● **SUPPLIED INFORMATION**:
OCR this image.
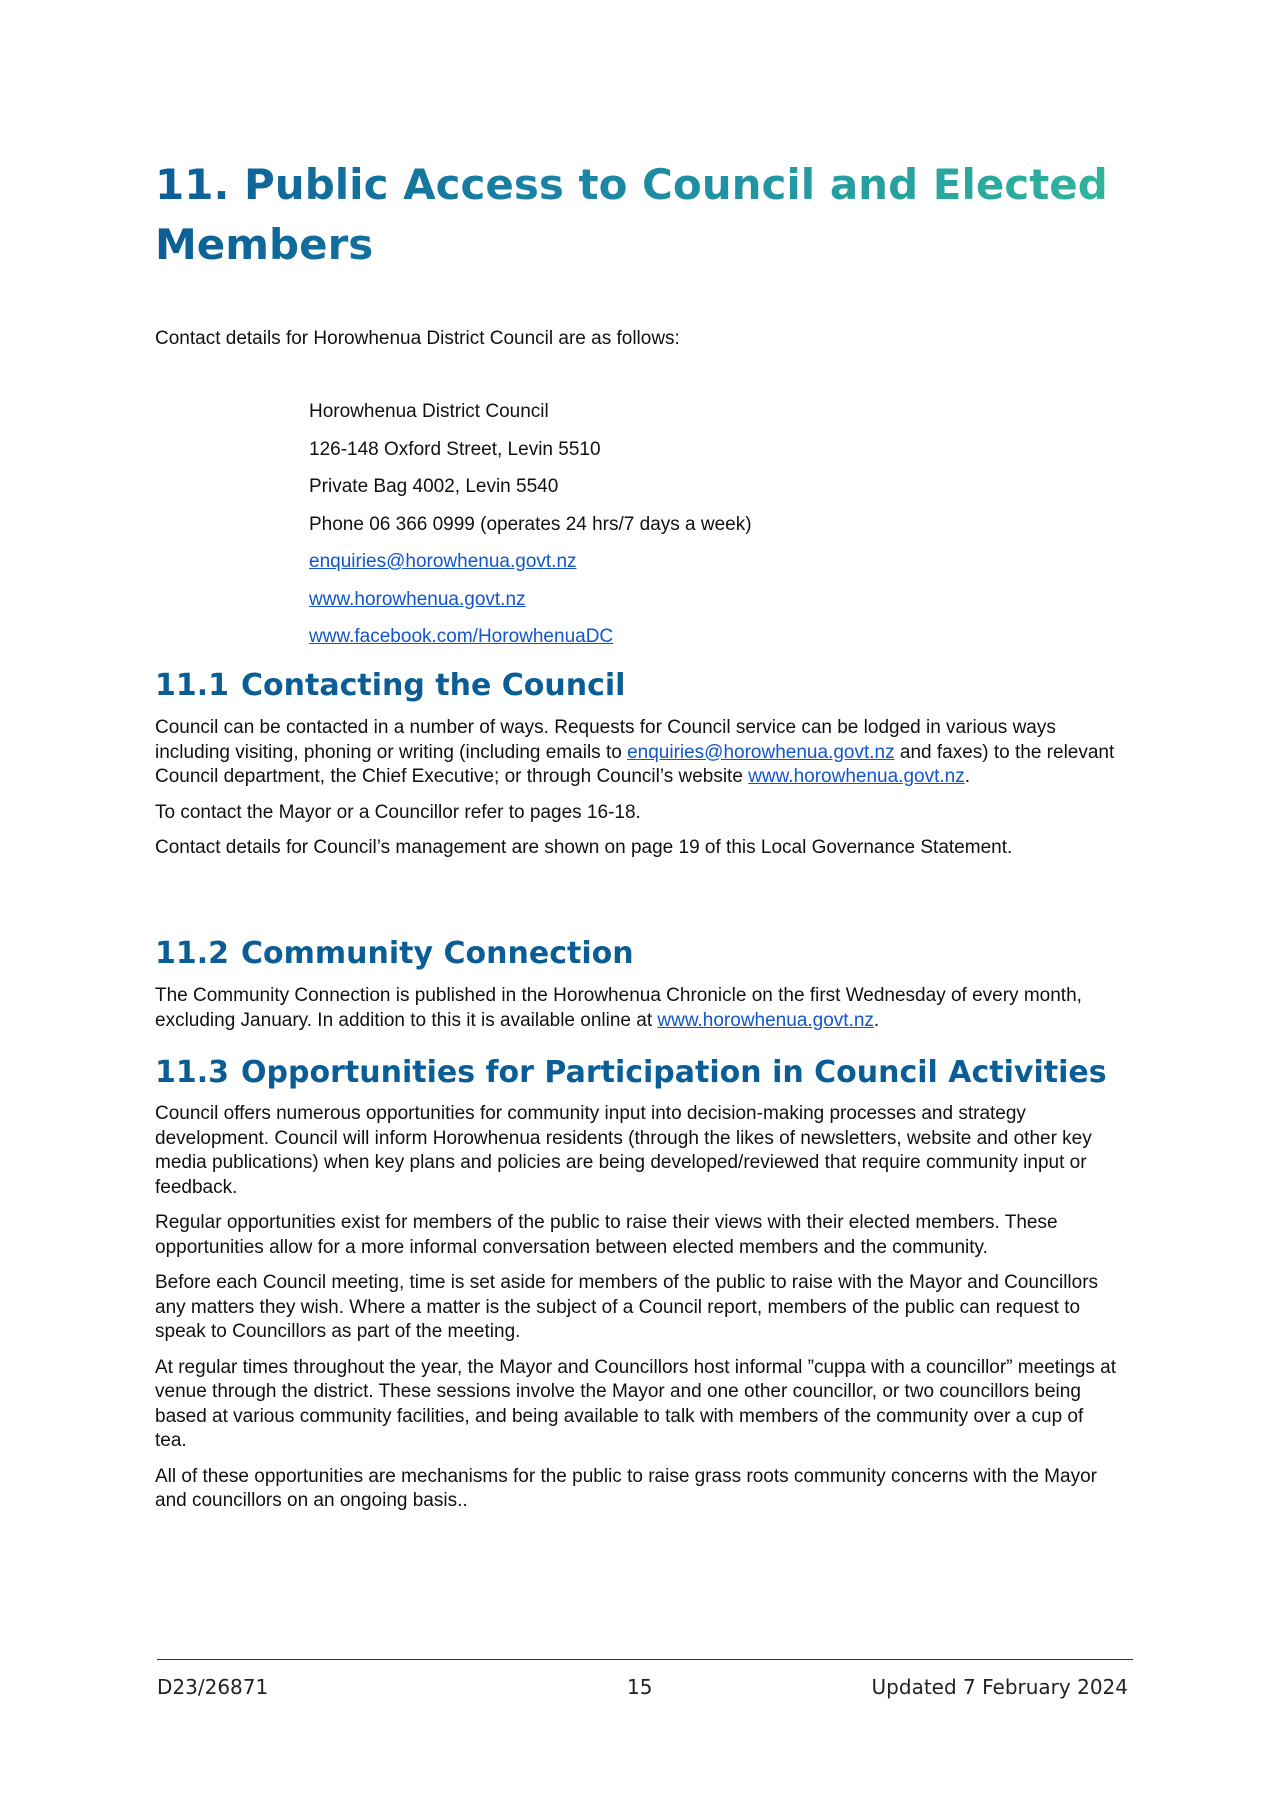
11. Public Access to Council and Elected Members

Contact details for Horowhenua District Council are as follows:

Horowhenua District Council
126-148 Oxford Street, Levin 5510
Private Bag 4002, Levin 5540
Phone 06 366 0999 (operates 24 hrs/7 days a week)
enquiries@horowhenua.govt.nz
www.horowhenua.govt.nz
www.facebook.com/HorowhenuaDC
11.1 Contacting the Council

Council can be contacted in a number of ways. Requests for Council service can be lodged in various ways including visiting, phoning or writing (including emails to enquiries@horowhenua.govt.nz and faxes) to the relevant Council department, the Chief Executive; or through Council’s website www.horowhenua.govt.nz.

To contact the Mayor or a Councillor refer to pages 16-18.

Contact details for Council’s management are shown on page 19 of this Local Governance Statement.

11.2 Community Connection

The Community Connection is published in the Horowhenua Chronicle on the first Wednesday of every month, excluding January. In addition to this it is available online at www.horowhenua.govt.nz.

11.3 Opportunities for Participation in Council Activities

Council offers numerous opportunities for community input into decision-making processes and strategy development. Council will inform Horowhenua residents (through the likes of newsletters, website and other key media publications) when key plans and policies are being developed/reviewed that require community input or feedback.

Regular opportunities exist for members of the public to raise their views with their elected members. These opportunities allow for a more informal conversation between elected members and the community.

Before each Council meeting, time is set aside for members of the public to raise with the Mayor and Councillors any matters they wish. Where a matter is the subject of a Council report, members of the public can request to speak to Councillors as part of the meeting.

At regular times throughout the year, the Mayor and Councillors host informal ”cuppa with a councillor” meetings at venue through the district. These sessions involve the Mayor and one other councillor, or two councillors being based at various community facilities, and being available to talk with members of the community over a cup of tea.

All of these opportunities are mechanisms for the public to raise grass roots community concerns with the Mayor and councillors on an ongoing basis..

D23/26871	15	Updated 7 February 2024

● **STATED GOAL**: Which lines contain the word "Connection"? Return each of them.

● **TASK RESPONSE**:
11.2 Community Connection
The Community Connection is published in the Horowhenua Chronicle on the first Wednesday of every month, excluding January. In addition to this it is available online at www.horowhenua.govt.nz.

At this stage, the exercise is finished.